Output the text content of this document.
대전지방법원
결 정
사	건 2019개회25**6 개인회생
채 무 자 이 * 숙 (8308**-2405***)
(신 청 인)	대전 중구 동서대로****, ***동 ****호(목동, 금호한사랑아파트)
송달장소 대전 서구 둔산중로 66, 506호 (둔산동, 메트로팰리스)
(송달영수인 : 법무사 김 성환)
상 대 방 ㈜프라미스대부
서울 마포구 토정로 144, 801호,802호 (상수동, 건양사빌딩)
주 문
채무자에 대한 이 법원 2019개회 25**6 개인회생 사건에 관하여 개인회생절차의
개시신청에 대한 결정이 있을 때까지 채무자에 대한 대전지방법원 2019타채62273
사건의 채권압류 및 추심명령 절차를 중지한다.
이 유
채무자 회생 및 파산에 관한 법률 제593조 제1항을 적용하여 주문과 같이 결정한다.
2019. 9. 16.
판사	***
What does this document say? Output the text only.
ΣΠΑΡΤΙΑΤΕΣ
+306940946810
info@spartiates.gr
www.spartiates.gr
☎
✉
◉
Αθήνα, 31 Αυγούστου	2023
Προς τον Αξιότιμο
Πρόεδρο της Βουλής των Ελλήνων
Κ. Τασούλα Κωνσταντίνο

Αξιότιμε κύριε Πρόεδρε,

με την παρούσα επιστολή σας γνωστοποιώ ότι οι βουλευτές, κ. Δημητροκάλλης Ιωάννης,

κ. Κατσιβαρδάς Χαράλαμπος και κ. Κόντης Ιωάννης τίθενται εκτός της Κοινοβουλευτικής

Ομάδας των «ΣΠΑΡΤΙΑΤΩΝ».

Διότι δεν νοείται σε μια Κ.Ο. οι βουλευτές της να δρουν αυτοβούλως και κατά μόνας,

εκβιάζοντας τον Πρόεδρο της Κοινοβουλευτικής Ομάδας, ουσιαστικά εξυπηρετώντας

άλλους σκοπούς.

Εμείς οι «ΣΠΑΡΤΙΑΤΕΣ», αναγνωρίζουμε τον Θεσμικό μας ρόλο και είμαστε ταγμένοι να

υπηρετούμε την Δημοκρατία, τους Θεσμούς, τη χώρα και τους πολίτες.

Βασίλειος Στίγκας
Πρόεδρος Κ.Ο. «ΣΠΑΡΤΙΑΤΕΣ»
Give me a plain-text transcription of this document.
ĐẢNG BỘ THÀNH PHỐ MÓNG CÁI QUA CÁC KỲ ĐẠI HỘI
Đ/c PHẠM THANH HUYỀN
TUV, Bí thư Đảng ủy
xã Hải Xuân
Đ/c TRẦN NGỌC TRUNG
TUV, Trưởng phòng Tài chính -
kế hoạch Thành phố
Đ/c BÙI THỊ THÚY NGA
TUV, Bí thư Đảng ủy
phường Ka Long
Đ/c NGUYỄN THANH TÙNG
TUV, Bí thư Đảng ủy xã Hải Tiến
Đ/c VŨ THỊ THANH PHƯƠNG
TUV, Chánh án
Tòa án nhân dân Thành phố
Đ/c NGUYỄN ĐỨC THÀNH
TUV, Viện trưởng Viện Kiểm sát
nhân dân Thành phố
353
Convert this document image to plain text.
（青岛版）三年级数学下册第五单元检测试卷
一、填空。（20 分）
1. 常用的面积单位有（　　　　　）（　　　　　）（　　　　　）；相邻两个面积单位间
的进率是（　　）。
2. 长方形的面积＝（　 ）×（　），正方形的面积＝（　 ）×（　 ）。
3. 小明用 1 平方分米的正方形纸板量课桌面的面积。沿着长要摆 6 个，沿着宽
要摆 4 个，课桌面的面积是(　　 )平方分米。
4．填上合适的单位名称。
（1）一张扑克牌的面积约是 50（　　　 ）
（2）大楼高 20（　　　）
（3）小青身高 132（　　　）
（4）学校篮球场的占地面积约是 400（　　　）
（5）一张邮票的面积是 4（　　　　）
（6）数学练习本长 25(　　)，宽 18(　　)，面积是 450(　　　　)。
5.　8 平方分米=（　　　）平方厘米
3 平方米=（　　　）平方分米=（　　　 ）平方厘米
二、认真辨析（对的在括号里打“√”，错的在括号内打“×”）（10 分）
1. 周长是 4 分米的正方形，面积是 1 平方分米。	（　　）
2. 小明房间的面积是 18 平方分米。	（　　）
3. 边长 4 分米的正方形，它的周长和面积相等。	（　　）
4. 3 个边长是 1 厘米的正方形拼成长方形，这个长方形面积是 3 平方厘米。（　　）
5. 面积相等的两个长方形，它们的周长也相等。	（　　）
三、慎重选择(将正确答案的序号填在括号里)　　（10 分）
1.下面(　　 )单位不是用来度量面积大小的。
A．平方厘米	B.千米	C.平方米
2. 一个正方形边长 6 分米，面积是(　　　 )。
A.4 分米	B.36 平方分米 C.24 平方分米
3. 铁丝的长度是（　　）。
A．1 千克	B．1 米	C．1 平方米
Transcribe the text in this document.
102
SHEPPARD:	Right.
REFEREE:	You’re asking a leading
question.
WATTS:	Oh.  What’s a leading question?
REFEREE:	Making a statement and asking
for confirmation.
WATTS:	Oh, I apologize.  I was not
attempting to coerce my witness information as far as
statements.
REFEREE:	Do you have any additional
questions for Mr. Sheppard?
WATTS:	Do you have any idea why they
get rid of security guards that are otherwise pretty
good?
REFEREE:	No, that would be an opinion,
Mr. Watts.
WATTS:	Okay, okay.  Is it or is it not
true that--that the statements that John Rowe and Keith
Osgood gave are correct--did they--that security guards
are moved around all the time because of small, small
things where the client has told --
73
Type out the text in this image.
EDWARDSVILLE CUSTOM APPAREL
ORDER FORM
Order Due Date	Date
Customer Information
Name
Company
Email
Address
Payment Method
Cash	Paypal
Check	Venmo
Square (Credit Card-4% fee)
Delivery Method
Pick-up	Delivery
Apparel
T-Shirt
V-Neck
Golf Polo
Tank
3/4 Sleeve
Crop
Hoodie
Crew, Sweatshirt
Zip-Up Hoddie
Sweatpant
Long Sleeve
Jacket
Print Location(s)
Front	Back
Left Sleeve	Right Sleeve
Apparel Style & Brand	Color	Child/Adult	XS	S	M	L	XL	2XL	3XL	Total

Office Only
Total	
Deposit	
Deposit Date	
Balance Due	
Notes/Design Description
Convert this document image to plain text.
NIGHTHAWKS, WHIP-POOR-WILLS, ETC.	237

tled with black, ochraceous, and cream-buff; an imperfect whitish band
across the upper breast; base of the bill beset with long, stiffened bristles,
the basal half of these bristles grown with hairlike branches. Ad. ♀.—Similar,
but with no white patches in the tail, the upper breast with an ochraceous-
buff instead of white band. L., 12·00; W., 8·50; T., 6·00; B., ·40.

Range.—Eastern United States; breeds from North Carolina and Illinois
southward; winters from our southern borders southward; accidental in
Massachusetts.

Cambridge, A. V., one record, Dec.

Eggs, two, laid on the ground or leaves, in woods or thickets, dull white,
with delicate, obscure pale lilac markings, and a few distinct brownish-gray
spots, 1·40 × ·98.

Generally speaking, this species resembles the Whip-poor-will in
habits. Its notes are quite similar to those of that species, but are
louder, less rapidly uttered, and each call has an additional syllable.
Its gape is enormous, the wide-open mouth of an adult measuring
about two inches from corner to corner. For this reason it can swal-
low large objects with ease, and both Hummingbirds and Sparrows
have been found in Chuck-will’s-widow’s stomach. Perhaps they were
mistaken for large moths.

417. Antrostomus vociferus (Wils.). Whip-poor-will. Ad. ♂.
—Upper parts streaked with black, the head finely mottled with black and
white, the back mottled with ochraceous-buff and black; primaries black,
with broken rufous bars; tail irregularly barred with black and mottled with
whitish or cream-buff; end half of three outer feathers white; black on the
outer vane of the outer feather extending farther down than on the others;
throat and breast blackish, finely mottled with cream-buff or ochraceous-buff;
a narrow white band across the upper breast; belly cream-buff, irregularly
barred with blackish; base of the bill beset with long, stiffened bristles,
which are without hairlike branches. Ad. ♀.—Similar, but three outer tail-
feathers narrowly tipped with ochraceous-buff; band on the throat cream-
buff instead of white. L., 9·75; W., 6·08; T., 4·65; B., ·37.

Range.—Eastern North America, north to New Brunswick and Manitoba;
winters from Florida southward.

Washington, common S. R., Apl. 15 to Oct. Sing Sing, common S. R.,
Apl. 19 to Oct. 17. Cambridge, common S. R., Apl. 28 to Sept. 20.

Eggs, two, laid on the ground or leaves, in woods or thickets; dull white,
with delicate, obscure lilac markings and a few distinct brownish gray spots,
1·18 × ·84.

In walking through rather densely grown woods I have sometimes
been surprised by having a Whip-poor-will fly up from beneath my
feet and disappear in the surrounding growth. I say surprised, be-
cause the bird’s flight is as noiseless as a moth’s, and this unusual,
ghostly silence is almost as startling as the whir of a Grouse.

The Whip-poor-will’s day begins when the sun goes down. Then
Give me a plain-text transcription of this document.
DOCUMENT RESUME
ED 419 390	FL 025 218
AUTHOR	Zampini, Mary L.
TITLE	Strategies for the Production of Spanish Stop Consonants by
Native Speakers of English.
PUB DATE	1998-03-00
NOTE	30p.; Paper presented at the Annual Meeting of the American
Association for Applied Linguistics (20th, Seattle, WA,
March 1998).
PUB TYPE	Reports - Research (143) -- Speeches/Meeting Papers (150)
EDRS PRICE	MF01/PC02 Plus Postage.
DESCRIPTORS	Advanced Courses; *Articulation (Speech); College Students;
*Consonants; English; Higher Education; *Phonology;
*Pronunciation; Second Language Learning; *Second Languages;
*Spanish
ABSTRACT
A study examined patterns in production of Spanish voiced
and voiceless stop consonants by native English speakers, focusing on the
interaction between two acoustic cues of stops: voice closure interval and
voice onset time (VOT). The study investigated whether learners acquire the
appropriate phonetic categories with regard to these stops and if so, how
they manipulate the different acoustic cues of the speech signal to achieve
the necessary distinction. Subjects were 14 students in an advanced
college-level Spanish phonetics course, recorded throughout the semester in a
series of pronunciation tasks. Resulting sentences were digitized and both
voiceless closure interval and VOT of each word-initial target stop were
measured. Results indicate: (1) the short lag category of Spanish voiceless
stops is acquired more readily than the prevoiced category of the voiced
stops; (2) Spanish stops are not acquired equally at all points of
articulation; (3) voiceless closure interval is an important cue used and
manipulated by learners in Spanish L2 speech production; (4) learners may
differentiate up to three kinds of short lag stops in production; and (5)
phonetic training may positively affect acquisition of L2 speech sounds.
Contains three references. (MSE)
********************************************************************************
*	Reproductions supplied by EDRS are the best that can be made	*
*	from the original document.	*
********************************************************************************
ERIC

=-=-=

WHAT YOU NEED TO DO:
Track down all lines above with the string "Ιωάννης" and copy them.

RESULT:
με την παρούσα επιστολή σας γνωστοποιώ ότι οι βουλευτές, κ. Δημητροκάλλης Ιωάννης,
κ. Κατσιβαρδάς Χαράλαμπος και κ. Κόντης Ιωάννης τίθενται εκτός της Κοινοβουλευτικής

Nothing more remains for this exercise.